━━ Data provided ━━

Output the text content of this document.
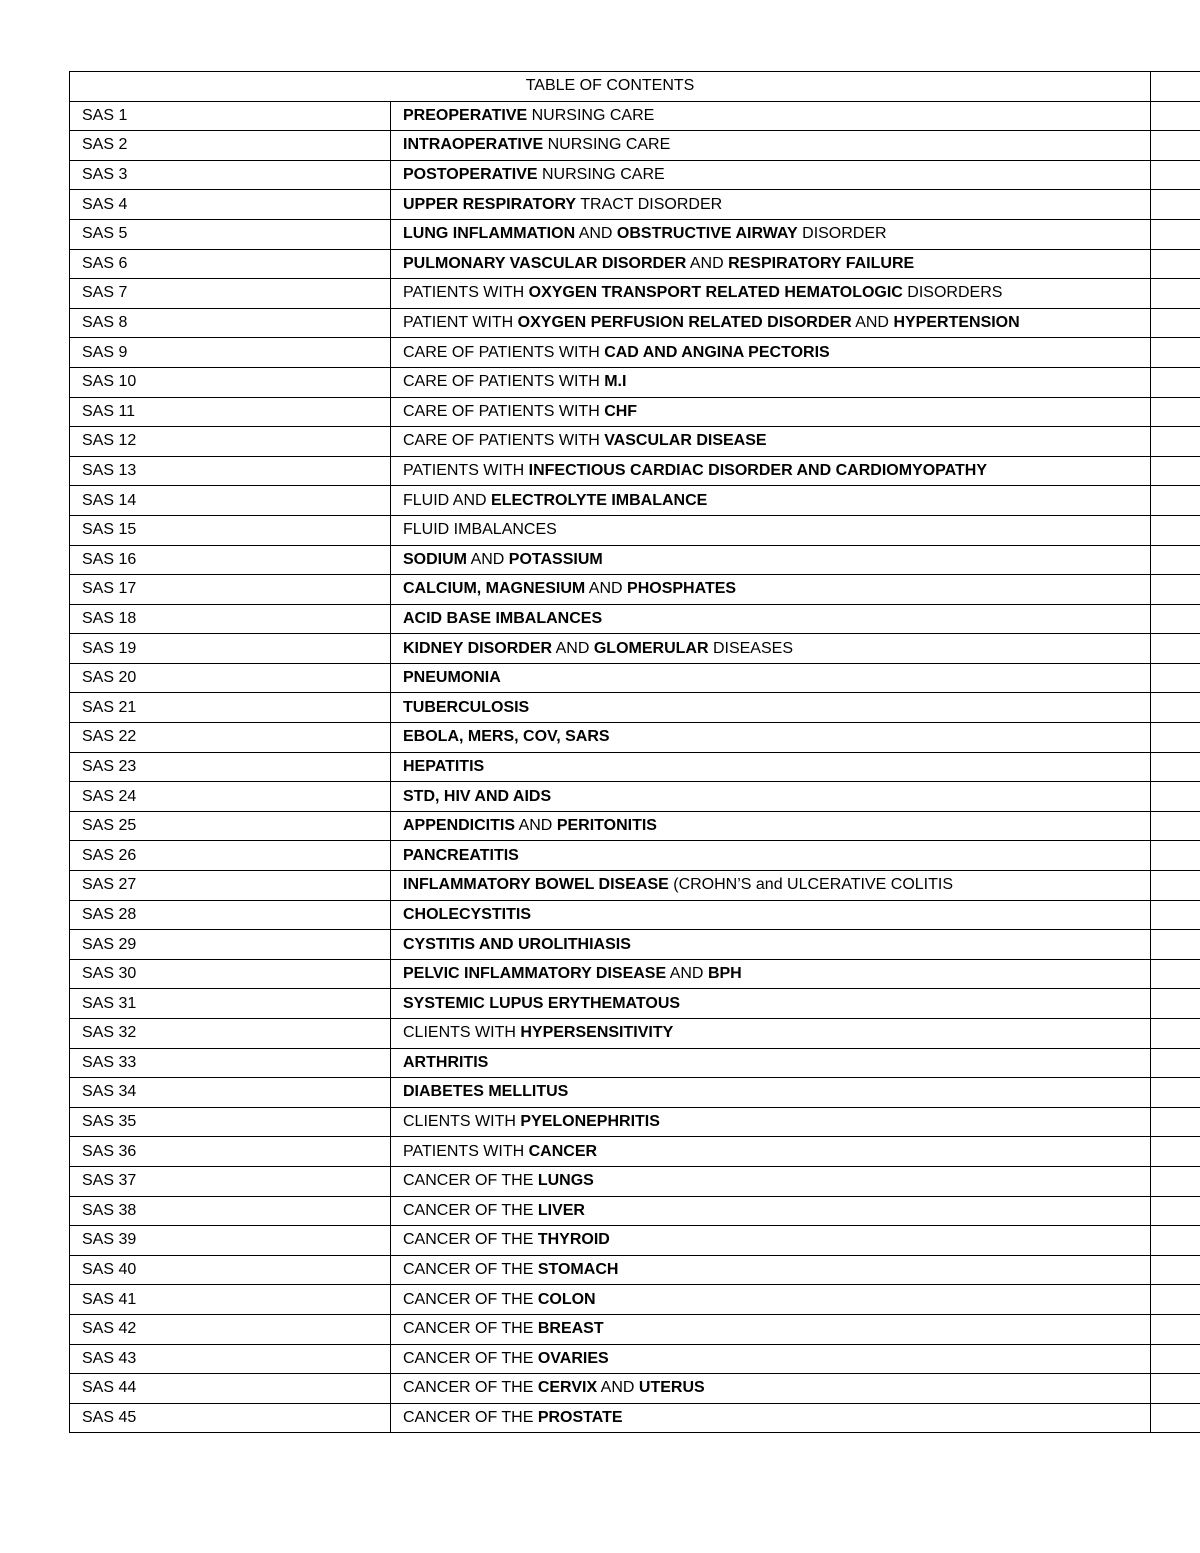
TABLE OF CONTENTS		
SAS 1	PREOPERATIVE NURSING CARE	
SAS 2	INTRAOPERATIVE NURSING CARE	
SAS 3	POSTOPERATIVE NURSING CARE	
SAS 4	UPPER RESPIRATORY TRACT DISORDER	
SAS 5	LUNG INFLAMMATION AND OBSTRUCTIVE AIRWAY DISORDER	
SAS 6	PULMONARY VASCULAR DISORDER AND RESPIRATORY FAILURE	
SAS 7	PATIENTS WITH OXYGEN TRANSPORT RELATED HEMATOLOGIC DISORDERS	
SAS 8	PATIENT WITH OXYGEN PERFUSION RELATED DISORDER AND HYPERTENSION	
SAS 9	CARE OF PATIENTS WITH CAD AND ANGINA PECTORIS	
SAS 10	CARE OF PATIENTS WITH M.I	
SAS 11	CARE OF PATIENTS WITH CHF	
SAS 12	CARE OF PATIENTS WITH VASCULAR DISEASE	
SAS 13	PATIENTS WITH INFECTIOUS CARDIAC DISORDER AND CARDIOMYOPATHY	
SAS 14	FLUID AND ELECTROLYTE IMBALANCE	
SAS 15	FLUID IMBALANCES	
SAS 16	SODIUM AND POTASSIUM	
SAS 17	CALCIUM, MAGNESIUM AND PHOSPHATES	
SAS 18	ACID BASE IMBALANCES	
SAS 19	KIDNEY DISORDER AND GLOMERULAR DISEASES	
SAS 20	PNEUMONIA	
SAS 21	TUBERCULOSIS	
SAS 22	EBOLA, MERS, COV, SARS	
SAS 23	HEPATITIS	
SAS 24	STD, HIV AND AIDS	
SAS 25	APPENDICITIS AND PERITONITIS	
SAS 26	PANCREATITIS	
SAS 27	INFLAMMATORY BOWEL DISEASE (CROHN’S and ULCERATIVE COLITIS	
SAS 28	CHOLECYSTITIS	
SAS 29	CYSTITIS AND UROLITHIASIS	
SAS 30	PELVIC INFLAMMATORY DISEASE AND BPH	
SAS 31	SYSTEMIC LUPUS ERYTHEMATOUS	
SAS 32	CLIENTS WITH HYPERSENSITIVITY	
SAS 33	ARTHRITIS	
SAS 34	DIABETES MELLITUS	
SAS 35	CLIENTS WITH PYELONEPHRITIS	
SAS 36	PATIENTS WITH CANCER	
SAS 37	CANCER OF THE LUNGS	
SAS 38	CANCER OF THE LIVER	
SAS 39	CANCER OF THE THYROID	
SAS 40	CANCER OF THE STOMACH	
SAS 41	CANCER OF THE COLON	
SAS 42	CANCER OF THE BREAST	
SAS 43	CANCER OF THE OVARIES	
SAS 44	CANCER OF THE CERVIX AND UTERUS	
SAS 45	CANCER OF THE PROSTATE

━━━

_Aim of the task_. The expected result is every line above containing the string "CARE".

_Answer to this task_.
SAS 1	PREOPERATIVE NURSING CARE	
SAS 2	INTRAOPERATIVE NURSING CARE	
SAS 3	POSTOPERATIVE NURSING CARE	
SAS 9	CARE OF PATIENTS WITH CAD AND ANGINA PECTORIS	
SAS 10	CARE OF PATIENTS WITH M.I	
SAS 11	CARE OF PATIENTS WITH CHF	
SAS 12	CARE OF PATIENTS WITH VASCULAR DISEASE	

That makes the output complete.